*Instruction A:*
According to the Java Stream notes, which package contains Java's own functional interfaces that are comparable to the course's?
*Instruction B:*
In the Java Stream notes, rewrite the passage between "We will focus" and "ourselves in CS2030S.", inclusive, with "parallel streams" changed to "concurrent streams".
*Instruction C:*
Why does the unit in the Java Stream notes focus on Stream?

*Text to read:*
+--

After this unit, students should understand:

  • how to use Java Stream.
  • the difference between Java Stream and InfiniteList.

Java API

We have been building and using our own functional interfaces and abstractions.

Java provides its own version of functional interfaces that are comparable to ours, in the java.util.function package. The table below shows some commonly used ones:

CS2030S java.util.function
BooleanCondition<T>::test Predicate<T>::test
Producer<T>::produce Supplier<T>::get
Consumer<T>::consume Consumer<T>::accept
Transformer<T, R>::transform Function<T, R>::apply
Transformer<T, T>::transform UnaryOp<T>::apply
Combiner<S, T, R>::combine BiFunction<S, T, R>::apply

Besides, some of the abstractions we have built have similar counterparts in Java as well:

CS2030S Java version
Box<T> N/A
Maybe<T> java.util.Optional<T>
Lazy<T> N/A
InfiniteList<T> java.util.stream.Stream<T>

We will focus this unit on Stream since the Java implementation of Stream is an infinite list with much more functionalities, some of which (such as parallel streams) are beyond what we can build ourselves in CS2030S.

+--

*Recorded data:*

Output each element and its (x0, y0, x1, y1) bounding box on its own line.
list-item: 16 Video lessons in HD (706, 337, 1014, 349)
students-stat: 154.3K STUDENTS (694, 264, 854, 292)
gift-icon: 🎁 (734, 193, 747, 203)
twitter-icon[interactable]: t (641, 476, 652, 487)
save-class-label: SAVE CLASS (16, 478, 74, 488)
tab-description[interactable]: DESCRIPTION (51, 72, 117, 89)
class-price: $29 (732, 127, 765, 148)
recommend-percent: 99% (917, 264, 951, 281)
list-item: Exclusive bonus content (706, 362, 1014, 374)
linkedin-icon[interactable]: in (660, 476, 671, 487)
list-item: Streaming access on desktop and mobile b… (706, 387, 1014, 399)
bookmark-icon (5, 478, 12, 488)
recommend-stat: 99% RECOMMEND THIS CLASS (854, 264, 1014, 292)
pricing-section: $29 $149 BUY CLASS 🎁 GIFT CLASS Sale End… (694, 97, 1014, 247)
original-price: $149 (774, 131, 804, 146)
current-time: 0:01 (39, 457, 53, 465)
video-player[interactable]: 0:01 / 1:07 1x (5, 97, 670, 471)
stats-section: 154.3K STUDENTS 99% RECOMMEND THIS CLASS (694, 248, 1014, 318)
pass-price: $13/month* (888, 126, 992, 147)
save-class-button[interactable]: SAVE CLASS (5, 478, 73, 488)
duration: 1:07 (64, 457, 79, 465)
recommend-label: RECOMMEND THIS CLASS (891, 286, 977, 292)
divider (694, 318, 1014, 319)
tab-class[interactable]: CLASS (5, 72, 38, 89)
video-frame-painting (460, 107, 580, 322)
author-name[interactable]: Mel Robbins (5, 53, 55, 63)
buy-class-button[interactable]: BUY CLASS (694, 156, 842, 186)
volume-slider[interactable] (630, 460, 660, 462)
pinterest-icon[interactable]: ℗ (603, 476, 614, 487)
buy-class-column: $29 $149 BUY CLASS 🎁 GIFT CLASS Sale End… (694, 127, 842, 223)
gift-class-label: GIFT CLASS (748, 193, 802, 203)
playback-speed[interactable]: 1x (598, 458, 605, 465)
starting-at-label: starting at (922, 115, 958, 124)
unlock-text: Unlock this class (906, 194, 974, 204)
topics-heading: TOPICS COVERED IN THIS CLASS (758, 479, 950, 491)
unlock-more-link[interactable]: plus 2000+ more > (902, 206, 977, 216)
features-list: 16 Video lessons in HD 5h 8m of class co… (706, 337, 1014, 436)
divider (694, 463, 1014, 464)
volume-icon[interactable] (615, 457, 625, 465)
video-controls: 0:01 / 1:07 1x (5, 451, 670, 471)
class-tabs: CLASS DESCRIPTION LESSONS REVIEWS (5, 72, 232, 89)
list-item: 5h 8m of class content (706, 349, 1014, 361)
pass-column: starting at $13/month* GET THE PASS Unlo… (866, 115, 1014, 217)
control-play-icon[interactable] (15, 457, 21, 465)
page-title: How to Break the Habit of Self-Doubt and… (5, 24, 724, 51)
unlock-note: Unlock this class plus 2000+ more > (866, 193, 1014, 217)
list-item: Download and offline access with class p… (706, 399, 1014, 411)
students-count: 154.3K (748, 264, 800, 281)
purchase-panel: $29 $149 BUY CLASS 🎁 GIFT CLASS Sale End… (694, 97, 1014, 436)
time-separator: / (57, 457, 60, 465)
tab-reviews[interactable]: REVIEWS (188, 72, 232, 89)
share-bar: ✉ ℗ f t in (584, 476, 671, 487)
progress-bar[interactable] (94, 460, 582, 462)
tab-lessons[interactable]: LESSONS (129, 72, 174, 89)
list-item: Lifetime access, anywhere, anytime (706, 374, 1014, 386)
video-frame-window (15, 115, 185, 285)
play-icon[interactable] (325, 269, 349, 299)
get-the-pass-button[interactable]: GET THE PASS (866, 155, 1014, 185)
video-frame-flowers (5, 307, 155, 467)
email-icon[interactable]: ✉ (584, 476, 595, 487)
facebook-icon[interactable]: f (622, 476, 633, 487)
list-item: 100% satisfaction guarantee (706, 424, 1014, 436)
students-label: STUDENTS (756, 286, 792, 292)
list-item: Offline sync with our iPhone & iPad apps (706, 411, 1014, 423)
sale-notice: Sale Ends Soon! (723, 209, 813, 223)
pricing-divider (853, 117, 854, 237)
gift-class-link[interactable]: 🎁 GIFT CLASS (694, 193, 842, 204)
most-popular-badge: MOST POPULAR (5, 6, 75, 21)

+--

*Full response A:*
java.util.function

*Full response B:*
We will focus this unit on Stream since the Java implementation of Stream is an infinite list with much more functionalities, some of which (such as concurrent streams) are beyond what we can build ourselves in CS2030S.

*Full response C:*
The Java implementation of Stream is an infinite list with many more functionalities than the course's own version. Some of those functionalities, such as parallel streams, go beyond what can be built in CS2030S.